In how many lines of the data does the word "Волжск" appear? Give the number by itself.
* begin Extracted entries *
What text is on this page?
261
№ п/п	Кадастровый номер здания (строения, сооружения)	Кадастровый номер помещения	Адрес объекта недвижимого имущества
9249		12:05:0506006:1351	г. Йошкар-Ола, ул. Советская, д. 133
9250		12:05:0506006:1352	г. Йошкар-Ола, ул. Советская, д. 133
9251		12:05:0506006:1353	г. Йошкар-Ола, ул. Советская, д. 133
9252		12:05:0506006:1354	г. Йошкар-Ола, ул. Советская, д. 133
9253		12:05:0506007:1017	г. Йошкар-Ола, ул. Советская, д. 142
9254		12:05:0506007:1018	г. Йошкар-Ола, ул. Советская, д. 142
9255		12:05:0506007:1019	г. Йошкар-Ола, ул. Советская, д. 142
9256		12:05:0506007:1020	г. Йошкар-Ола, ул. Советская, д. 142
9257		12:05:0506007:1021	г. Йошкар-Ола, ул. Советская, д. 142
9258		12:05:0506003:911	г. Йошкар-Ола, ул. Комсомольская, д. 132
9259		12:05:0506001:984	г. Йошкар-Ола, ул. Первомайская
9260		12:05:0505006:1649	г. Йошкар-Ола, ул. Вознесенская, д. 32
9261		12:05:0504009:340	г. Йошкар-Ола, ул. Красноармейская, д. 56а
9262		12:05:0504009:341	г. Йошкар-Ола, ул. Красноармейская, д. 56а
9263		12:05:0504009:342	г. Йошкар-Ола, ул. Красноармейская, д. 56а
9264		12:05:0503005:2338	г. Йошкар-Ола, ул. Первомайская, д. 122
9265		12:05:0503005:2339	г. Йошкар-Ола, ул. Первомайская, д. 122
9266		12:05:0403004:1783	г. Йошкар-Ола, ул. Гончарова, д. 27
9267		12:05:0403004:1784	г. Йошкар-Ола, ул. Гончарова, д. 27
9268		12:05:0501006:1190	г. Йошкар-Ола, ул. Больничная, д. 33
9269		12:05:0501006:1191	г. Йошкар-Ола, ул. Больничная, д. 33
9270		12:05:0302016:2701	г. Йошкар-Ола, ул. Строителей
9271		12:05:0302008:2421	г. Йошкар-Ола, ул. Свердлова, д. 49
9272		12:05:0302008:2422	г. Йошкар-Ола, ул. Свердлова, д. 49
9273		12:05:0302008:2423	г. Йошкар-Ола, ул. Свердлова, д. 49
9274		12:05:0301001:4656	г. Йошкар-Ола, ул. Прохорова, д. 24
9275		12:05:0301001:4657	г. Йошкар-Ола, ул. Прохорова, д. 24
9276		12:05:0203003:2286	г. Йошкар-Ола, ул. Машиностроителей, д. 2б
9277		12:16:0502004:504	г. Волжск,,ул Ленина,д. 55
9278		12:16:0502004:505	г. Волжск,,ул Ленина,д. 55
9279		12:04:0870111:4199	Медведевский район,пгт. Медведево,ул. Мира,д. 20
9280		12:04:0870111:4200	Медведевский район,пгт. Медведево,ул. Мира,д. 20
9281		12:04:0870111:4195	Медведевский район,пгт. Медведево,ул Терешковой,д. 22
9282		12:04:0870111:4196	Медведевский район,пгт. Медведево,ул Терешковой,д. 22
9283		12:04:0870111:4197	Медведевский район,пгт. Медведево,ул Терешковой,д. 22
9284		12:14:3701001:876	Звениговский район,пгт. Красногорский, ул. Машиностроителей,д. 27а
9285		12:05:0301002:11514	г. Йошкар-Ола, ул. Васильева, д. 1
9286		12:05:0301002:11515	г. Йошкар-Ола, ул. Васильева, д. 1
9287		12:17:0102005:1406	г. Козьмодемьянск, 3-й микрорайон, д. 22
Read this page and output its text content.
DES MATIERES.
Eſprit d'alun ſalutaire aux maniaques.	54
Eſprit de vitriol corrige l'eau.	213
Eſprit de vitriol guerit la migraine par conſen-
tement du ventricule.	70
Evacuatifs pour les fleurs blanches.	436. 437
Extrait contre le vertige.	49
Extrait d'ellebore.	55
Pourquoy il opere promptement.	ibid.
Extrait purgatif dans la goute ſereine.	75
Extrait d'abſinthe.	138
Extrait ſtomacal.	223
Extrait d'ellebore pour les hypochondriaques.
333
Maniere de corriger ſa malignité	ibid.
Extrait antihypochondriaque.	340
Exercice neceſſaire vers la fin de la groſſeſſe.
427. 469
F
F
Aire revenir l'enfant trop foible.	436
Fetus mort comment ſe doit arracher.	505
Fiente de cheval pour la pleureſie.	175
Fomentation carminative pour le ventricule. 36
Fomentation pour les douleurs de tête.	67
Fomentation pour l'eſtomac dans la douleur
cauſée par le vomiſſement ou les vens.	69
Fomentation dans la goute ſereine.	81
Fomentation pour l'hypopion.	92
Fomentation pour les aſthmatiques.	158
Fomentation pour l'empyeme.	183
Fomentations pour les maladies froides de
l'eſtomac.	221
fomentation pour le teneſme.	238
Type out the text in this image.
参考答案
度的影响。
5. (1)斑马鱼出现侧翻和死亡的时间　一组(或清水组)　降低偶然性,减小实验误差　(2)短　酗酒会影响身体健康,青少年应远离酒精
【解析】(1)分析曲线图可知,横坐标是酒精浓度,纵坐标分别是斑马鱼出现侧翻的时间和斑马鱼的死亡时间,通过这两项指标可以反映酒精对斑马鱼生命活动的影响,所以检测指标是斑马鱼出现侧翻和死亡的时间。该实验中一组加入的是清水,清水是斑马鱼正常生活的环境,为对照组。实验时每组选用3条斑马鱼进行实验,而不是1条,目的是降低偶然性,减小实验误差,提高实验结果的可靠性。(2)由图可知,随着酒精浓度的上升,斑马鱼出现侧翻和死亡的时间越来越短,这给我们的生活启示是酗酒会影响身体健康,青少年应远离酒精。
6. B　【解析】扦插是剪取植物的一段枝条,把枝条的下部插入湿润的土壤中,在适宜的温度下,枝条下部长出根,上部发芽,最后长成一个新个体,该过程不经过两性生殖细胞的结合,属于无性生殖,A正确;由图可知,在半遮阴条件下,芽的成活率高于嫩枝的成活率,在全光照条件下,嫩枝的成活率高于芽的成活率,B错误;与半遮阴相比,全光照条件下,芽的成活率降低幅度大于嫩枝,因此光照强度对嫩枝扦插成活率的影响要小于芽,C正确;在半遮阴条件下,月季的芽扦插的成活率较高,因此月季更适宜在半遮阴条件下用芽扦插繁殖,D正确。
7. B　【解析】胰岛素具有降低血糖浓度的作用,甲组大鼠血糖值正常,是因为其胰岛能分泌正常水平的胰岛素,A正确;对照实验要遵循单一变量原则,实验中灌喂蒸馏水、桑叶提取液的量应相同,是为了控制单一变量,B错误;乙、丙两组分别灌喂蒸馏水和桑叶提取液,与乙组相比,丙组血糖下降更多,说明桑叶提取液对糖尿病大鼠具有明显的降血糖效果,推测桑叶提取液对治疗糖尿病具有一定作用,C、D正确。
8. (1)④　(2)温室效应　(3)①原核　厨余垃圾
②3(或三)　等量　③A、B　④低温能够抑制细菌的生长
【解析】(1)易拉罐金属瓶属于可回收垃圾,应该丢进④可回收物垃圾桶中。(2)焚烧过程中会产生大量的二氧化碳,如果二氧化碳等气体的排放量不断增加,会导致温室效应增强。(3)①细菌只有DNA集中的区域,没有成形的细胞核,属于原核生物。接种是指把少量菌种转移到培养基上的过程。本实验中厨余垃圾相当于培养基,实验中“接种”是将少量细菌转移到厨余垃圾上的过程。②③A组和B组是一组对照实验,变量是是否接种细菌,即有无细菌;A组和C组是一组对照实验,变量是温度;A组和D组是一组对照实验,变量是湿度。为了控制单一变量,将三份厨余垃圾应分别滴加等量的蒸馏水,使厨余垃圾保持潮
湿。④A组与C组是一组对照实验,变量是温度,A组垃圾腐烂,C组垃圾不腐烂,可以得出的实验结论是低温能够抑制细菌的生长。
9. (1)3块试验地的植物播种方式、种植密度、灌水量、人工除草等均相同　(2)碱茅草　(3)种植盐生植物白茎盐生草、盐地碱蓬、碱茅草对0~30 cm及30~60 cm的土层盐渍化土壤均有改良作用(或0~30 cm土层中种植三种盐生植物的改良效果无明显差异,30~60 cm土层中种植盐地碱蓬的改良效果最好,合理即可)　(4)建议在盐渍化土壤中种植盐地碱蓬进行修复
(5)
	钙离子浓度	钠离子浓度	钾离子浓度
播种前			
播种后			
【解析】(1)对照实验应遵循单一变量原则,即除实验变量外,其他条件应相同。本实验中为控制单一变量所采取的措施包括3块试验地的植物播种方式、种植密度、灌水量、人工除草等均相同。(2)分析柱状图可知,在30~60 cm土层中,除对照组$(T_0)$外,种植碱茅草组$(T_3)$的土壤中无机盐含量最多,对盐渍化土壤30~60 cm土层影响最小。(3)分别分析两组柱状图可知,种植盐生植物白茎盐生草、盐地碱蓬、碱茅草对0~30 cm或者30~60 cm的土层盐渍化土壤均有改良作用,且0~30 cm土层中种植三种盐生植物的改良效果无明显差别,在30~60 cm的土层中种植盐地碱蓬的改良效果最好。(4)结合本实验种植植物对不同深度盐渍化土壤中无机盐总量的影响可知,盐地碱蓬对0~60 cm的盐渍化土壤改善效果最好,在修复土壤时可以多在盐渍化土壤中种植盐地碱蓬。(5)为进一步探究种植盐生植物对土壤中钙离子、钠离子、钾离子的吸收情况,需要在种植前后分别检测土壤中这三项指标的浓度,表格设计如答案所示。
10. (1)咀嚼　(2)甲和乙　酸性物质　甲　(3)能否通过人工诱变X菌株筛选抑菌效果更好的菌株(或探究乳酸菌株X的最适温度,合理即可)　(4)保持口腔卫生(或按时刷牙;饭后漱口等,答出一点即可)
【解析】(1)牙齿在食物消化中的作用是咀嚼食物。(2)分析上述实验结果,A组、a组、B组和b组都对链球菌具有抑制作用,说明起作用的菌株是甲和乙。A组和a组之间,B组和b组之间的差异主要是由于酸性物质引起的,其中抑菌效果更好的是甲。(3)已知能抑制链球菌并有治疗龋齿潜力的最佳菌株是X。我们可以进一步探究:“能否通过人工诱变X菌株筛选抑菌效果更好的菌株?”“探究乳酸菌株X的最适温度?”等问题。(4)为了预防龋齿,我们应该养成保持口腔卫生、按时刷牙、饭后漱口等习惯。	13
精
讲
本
* end Extracted entries *
### [Written answer]
2